___ Records for processing

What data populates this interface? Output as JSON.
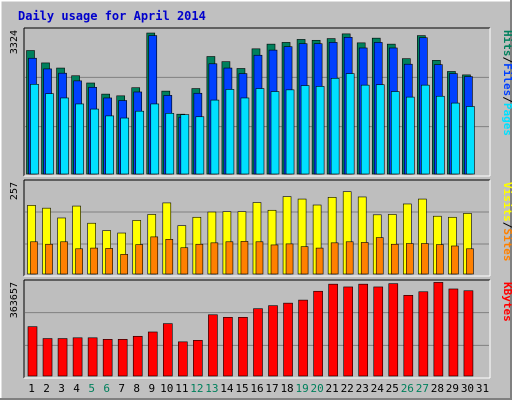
{
  "chart_data": {
    "type": "bar",
    "title": "Daily usage for April 2014",
    "categories": [
      "1",
      "2",
      "3",
      "4",
      "5",
      "6",
      "7",
      "8",
      "9",
      "10",
      "11",
      "12",
      "13",
      "14",
      "15",
      "16",
      "17",
      "18",
      "19",
      "20",
      "21",
      "22",
      "23",
      "24",
      "25",
      "26",
      "27",
      "28",
      "29",
      "30",
      "31"
    ],
    "weekend_days": [
      "5",
      "6",
      "12",
      "13",
      "19",
      "20",
      "26",
      "27"
    ],
    "colors": {
      "background": "#C0C0C0",
      "plot_background": "#BEBEBE",
      "title": "#0000CC",
      "hits": "#00805C",
      "files": "#0040FF",
      "pages": "#00E0FF",
      "visits": "#FFFF00",
      "sites": "#FF8000",
      "kbytes": "#FF0000",
      "weekend_label": "#00805C",
      "weekday_label": "#000000"
    },
    "panels": [
      {
        "id": "hits_files_pages",
        "ymax_label": "3324",
        "ymax": 3324,
        "legend": [
          {
            "text": "Hits",
            "color": "#00805C"
          },
          {
            "text": "/",
            "color": "#000000"
          },
          {
            "text": "Files",
            "color": "#0040FF"
          },
          {
            "text": "/",
            "color": "#000000"
          },
          {
            "text": "Pages",
            "color": "#00E0FF"
          }
        ],
        "series": [
          {
            "name": "Hits",
            "color": "#00805C",
            "values": [
              2890,
              2600,
              2480,
              2300,
              2130,
              1870,
              1830,
              2020,
              3300,
              1940,
              1400,
              2000,
              2750,
              2630,
              2470,
              2930,
              3040,
              3080,
              3150,
              3130,
              3170,
              3280,
              3070,
              3180,
              3040,
              2700,
              3240,
              2660,
              2400,
              2320,
              0
            ]
          },
          {
            "name": "Files",
            "color": "#0040FF",
            "values": [
              2710,
              2460,
              2360,
              2180,
              2030,
              1780,
              1720,
              1920,
              3240,
              1840,
              1330,
              1890,
              2580,
              2480,
              2350,
              2780,
              2900,
              2980,
              3050,
              3050,
              3080,
              3200,
              2950,
              3080,
              2950,
              2570,
              3190,
              2560,
              2350,
              2280,
              0
            ]
          },
          {
            "name": "Pages",
            "color": "#00E0FF",
            "values": [
              2100,
              1880,
              1780,
              1640,
              1520,
              1360,
              1310,
              1470,
              1640,
              1420,
              1390,
              1340,
              1730,
              1980,
              1780,
              2000,
              1930,
              1970,
              2070,
              2050,
              2240,
              2350,
              2080,
              2090,
              1930,
              1800,
              2080,
              1820,
              1660,
              1580,
              0
            ]
          }
        ]
      },
      {
        "id": "visits_sites",
        "ymax_label": "257",
        "ymax": 257,
        "legend": [
          {
            "text": "Visits",
            "color": "#FFFF00"
          },
          {
            "text": "/",
            "color": "#000000"
          },
          {
            "text": "Sites",
            "color": "#FF8000"
          }
        ],
        "series": [
          {
            "name": "Visits",
            "color": "#FFFF00",
            "values": [
              196,
              188,
              160,
              194,
              145,
              124,
              117,
              153,
              170,
              203,
              138,
              162,
              177,
              178,
              178,
              204,
              182,
              221,
              214,
              197,
              219,
              235,
              220,
              169,
              170,
              200,
              214,
              165,
              162,
              173,
              0
            ]
          },
          {
            "name": "Sites",
            "color": "#FF8000",
            "values": [
              92,
              85,
              92,
              72,
              74,
              73,
              56,
              84,
              106,
              99,
              75,
              85,
              89,
              92,
              93,
              92,
              83,
              86,
              78,
              74,
              89,
              92,
              90,
              104,
              85,
              87,
              87,
              84,
              80,
              72,
              0
            ]
          }
        ]
      },
      {
        "id": "kbytes",
        "ymax_label": "363657",
        "ymax": 363657,
        "legend": [
          {
            "text": "KBytes",
            "color": "#FF0000"
          }
        ],
        "series": [
          {
            "name": "KBytes",
            "color": "#FF0000",
            "values": [
              195000,
              148000,
              148000,
              151000,
              151000,
              145000,
              145000,
              157000,
              174000,
              207000,
              135000,
              141000,
              242000,
              232000,
              232000,
              266000,
              278000,
              288000,
              300000,
              335000,
              363000,
              352000,
              363000,
              352000,
              365000,
              319000,
              333000,
              370000,
              344000,
              337000,
              0
            ]
          }
        ]
      }
    ]
  }
}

______

▶ **Task to carry out**: Copy all of the entries verbatim, leaving out any pictures they contain.

▶ **Solution for this task**:
What data populates this interface? Output as JSON.
{
  "chart_data": {
    "type": "bar",
    "title": "Daily usage for April 2014",
    "categories": [
      "1",
      "2",
      "3",
      "4",
      "5",
      "6",
      "7",
      "8",
      "9",
      "10",
      "11",
      "12",
      "13",
      "14",
      "15",
      "16",
      "17",
      "18",
      "19",
      "20",
      "21",
      "22",
      "23",
      "24",
      "25",
      "26",
      "27",
      "28",
      "29",
      "30",
      "31"
    ],
    "weekend_days": [
      "5",
      "6",
      "12",
      "13",
      "19",
      "20",
      "26",
      "27"
    ],
    "colors": {
      "background": "#C0C0C0",
      "plot_background": "#BEBEBE",
      "title": "#0000CC",
      "hits": "#00805C",
      "files": "#0040FF",
      "pages": "#00E0FF",
      "visits": "#FFFF00",
      "sites": "#FF8000",
      "kbytes": "#FF0000",
      "weekend_label": "#00805C",
      "weekday_label": "#000000"
    },
    "panels": [
      {
        "id": "hits_files_pages",
        "ymax_label": "3324",
        "ymax": 3324,
        "legend": [
          {
            "text": "Hits",
            "color": "#00805C"
          },
          {
            "text": "/",
            "color": "#000000"
          },
          {
            "text": "Files",
            "color": "#0040FF"
          },
          {
            "text": "/",
            "color": "#000000"
          },
          {
            "text": "Pages",
            "color": "#00E0FF"
          }
        ],
        "series": [
          {
            "name": "Hits",
            "color": "#00805C",
            "values": [
              2890,
              2600,
              2480,
              2300,
              2130,
              1870,
              1830,
              2020,
              3300,
              1940,
              1400,
              2000,
              2750,
              2630,
              2470,
              2930,
              3040,
              3080,
              3150,
              3130,
              3170,
              3280,
              3070,
              3180,
              3040,
              2700,
              3240,
              2660,
              2400,
              2320,
              0
            ]
          },
          {
            "name": "Files",
            "color": "#0040FF",
            "values": [
              2710,
              2460,
              2360,
              2180,
              2030,
              1780,
              1720,
              1920,
              3240,
              1840,
              1330,
              1890,
              2580,
              2480,
              2350,
              2780,
              2900,
              2980,
              3050,
              3050,
              3080,
              3200,
              2950,
              3080,
              2950,
              2570,
              3190,
              2560,
              2350,
              2280,
              0
            ]
          },
          {
            "name": "Pages",
            "color": "#00E0FF",
            "values": [
              2100,
              1880,
              1780,
              1640,
              1520,
              1360,
              1310,
              1470,
              1640,
              1420,
              1390,
              1340,
              1730,
              1980,
              1780,
              2000,
              1930,
              1970,
              2070,
              2050,
              2240,
              2350,
              2080,
              2090,
              1930,
              1800,
              2080,
              1820,
              1660,
              1580,
              0
            ]
          }
        ]
      },
      {
        "id": "visits_sites",
        "ymax_label": "257",
        "ymax": 257,
        "legend": [
          {
            "text": "Visits",
            "color": "#FFFF00"
          },
          {
            "text": "/",
            "color": "#000000"
          },
          {
            "text": "Sites",
            "color": "#FF8000"
          }
        ],
        "series": [
          {
            "name": "Visits",
            "color": "#FFFF00",
            "values": [
              196,
              188,
              160,
              194,
              145,
              124,
              117,
              153,
              170,
              203,
              138,
              162,
              177,
              178,
              178,
              204,
              182,
              221,
              214,
              197,
              219,
              235,
              220,
              169,
              170,
              200,
              214,
              165,
              162,
              173,
              0
            ]
          },
          {
            "name": "Sites",
            "color": "#FF8000",
            "values": [
              92,
              85,
              92,
              72,
              74,
              73,
              56,
              84,
              106,
              99,
              75,
              85,
              89,
              92,
              93,
              92,
              83,
              86,
              78,
              74,
              89,
              92,
              90,
              104,
              85,
              87,
              87,
              84,
              80,
              72,
              0
            ]
          }
        ]
      },
      {
        "id": "kbytes",
        "ymax_label": "363657",
        "ymax": 363657,
        "legend": [
          {
            "text": "KBytes",
            "color": "#FF0000"
          }
        ],
        "series": [
          {
            "name": "KBytes",
            "color": "#FF0000",
            "values": [
              195000,
              148000,
              148000,
              151000,
              151000,
              145000,
              145000,
              157000,
              174000,
              207000,
              135000,
              141000,
              242000,
              232000,
              232000,
              266000,
              278000,
              288000,
              300000,
              335000,
              363000,
              352000,
              363000,
              352000,
              365000,
              319000,
              333000,
              370000,
              344000,
              337000,
              0
            ]
          }
        ]
      }
    ]
  }
}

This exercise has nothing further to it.